## Die Aufgaben:
1. Wann trat die Unterhaltsreform in Kraft, die der Text zum Betreuungsunterhalt erwähnt?
2. Greifen Sie den Text zum Betreuungsunterhalt nach seinem letzten Satz auf und führen Sie ihn fort.

## Ausgewählter Auszug:
________
Mit der am 1. Januar 2008 in Kraft getretenen Unterhaltsreform wurde festgelegt, dass bei geschiedenen Eltern der betreuende Elternteil nach dem dritten Lebensjahr des Kindes nicht mehr automatisch weiter Betreuungsunterhalt vom Ex-Partner beanspruchen kann. Dem betreuenden Elternteil ist dann vielmehr ein gestufter Übergang hin zu einer Vollzeiterwerbstätigkeit zuzumuten. Bestehen allerdings kind- oder auch elternbezogene Gründe, die einer Erwerbstätigkeit im Wege stehen, ist Betreuungsunterhalt auch nach dem dritten Lebensjahr des Kindes noch möglich. Die Unterhaltspflicht gegenüber dem Kind besteht davon unabhängig.
Im entschiedenen Rechtsstreit wollte ein aus Mainz stammender geschiedener Mann seiner Ex-Frau keinen Unterhalt mehr für die Betreuung der gemeinsamen heute 13-jährigen Tochter bezahlen. Das Kind sei meist bis 16.00 Uhr in der Schule. Die Tochter sei zudem so selbstständig, dass sie ohne Probleme mehrere Stunden am Tag alleine zu Hause bleiben könne.
Die Mutter, eine promovierte arbeitslose Kunsthistorikerin, führte dagegen an, dass ihr der Betreuungsunterhalt wegen ihres in die Länge gezogenen Habilitationsverfahrens weiter zustehe. Sie habe sich jahrelang um die Betreuung der Tochter gekümmert, so dass sich ihre berufliche Qualifizierungsmaßnahme verzögert habe. Es gebiete die „nacheheliche Solidarität“, dass ihr Ex-Mann nun dafür in Form einer längeren Zahlung von Betreuungsunterhalt aufkomme. Berufliche Ausbildungs-, Fortbildungs- oder Qualifizierungsmaßnahmen seien als „elternbezogene Gründe“ anzusehen, die einen Betreuungsunterhalt begründen könnten.
________
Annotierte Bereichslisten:

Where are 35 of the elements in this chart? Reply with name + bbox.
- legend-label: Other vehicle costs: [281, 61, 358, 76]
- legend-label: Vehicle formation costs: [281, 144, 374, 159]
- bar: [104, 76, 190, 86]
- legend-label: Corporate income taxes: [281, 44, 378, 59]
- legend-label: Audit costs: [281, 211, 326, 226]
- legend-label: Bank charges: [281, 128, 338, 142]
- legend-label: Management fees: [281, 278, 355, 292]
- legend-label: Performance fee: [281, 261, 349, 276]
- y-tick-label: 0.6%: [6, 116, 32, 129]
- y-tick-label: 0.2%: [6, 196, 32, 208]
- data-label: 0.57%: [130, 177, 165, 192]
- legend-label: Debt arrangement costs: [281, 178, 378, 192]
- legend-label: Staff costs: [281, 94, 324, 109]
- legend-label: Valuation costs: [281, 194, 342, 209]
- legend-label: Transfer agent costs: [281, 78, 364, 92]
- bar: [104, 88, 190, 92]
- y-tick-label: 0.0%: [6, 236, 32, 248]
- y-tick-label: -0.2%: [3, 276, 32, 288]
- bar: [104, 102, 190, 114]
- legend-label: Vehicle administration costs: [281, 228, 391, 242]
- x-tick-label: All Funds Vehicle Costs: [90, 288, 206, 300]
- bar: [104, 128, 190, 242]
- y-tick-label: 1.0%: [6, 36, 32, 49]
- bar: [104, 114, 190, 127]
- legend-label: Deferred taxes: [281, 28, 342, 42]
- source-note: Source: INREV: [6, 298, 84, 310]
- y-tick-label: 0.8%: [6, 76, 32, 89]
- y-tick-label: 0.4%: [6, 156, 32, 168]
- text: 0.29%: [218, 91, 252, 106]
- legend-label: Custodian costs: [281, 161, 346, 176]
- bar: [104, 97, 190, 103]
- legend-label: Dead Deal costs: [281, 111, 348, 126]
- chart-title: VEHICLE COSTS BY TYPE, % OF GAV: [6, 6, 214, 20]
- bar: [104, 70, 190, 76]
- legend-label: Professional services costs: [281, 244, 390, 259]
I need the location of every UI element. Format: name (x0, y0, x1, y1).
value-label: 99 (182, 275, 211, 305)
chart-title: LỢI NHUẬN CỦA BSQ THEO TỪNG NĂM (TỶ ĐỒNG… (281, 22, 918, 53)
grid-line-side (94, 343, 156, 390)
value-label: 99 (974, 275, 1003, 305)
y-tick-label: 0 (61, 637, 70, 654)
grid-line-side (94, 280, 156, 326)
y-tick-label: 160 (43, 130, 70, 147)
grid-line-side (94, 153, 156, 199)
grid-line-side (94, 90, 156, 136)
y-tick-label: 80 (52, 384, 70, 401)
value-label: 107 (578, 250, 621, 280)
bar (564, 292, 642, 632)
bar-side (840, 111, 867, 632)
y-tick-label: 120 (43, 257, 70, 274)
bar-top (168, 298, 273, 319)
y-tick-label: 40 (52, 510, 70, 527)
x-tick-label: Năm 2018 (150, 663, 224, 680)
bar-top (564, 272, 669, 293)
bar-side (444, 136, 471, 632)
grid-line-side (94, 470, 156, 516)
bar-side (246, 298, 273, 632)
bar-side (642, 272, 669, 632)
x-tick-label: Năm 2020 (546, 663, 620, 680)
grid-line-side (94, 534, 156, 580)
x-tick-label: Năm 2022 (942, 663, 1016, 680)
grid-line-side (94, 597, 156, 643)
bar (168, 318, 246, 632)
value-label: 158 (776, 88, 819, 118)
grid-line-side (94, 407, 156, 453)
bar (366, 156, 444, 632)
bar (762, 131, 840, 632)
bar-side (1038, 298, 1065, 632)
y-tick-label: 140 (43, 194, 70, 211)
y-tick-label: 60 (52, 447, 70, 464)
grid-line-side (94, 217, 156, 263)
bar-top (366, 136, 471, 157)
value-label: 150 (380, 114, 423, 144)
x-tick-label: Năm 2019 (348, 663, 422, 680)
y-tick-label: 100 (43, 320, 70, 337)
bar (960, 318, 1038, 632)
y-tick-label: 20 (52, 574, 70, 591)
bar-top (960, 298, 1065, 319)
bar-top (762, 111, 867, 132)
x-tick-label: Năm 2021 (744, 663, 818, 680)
________
## Die Lösungen:
1. Am 1. Januar 2008.

2.
Dieser Auffassung folgte der BGH in seinem Urteil vom 8. August 2012 jedoch nicht. Die Mutter habe von einer weiteren Erwerbstätigkeit nicht allein im Interesse des Kindes abgesehen. Vielmehr wollte sie auch ihre Habilitationsschrift fertigstellen. Dies diente ihren eigenen beruflichen Interessen. Berufliche Ausbildungs-, Fortbildungs- und Qualifizierungsmaßnahmen stellten daher keinen elternbezogenen Grund dar, der eine Verlängerung des Betreuungsunterhalts rechtfertigt.
Die Mutter könne auch nicht auf einen Vertrauensschutz pochen. Zwar habe sie bereits vor der Ehe und auch vor Inkrafttreten der Unterhaltsreform mit ihrer Habilitation begonnen. Ein „schutzwürdiges Vertrauen“ auf den Bestand des Unterhaltsanspruchs begründe dies jedoch nicht. Denn Unterhaltstitel seien nach dem Willen des Gesetzgebers „grundsätzlich abänderbar“. Das Verfahren hat der BGH zur weiteren Tatsachenfeststellungen an das Oberlandesgericht Koblenz zurückverwiesen.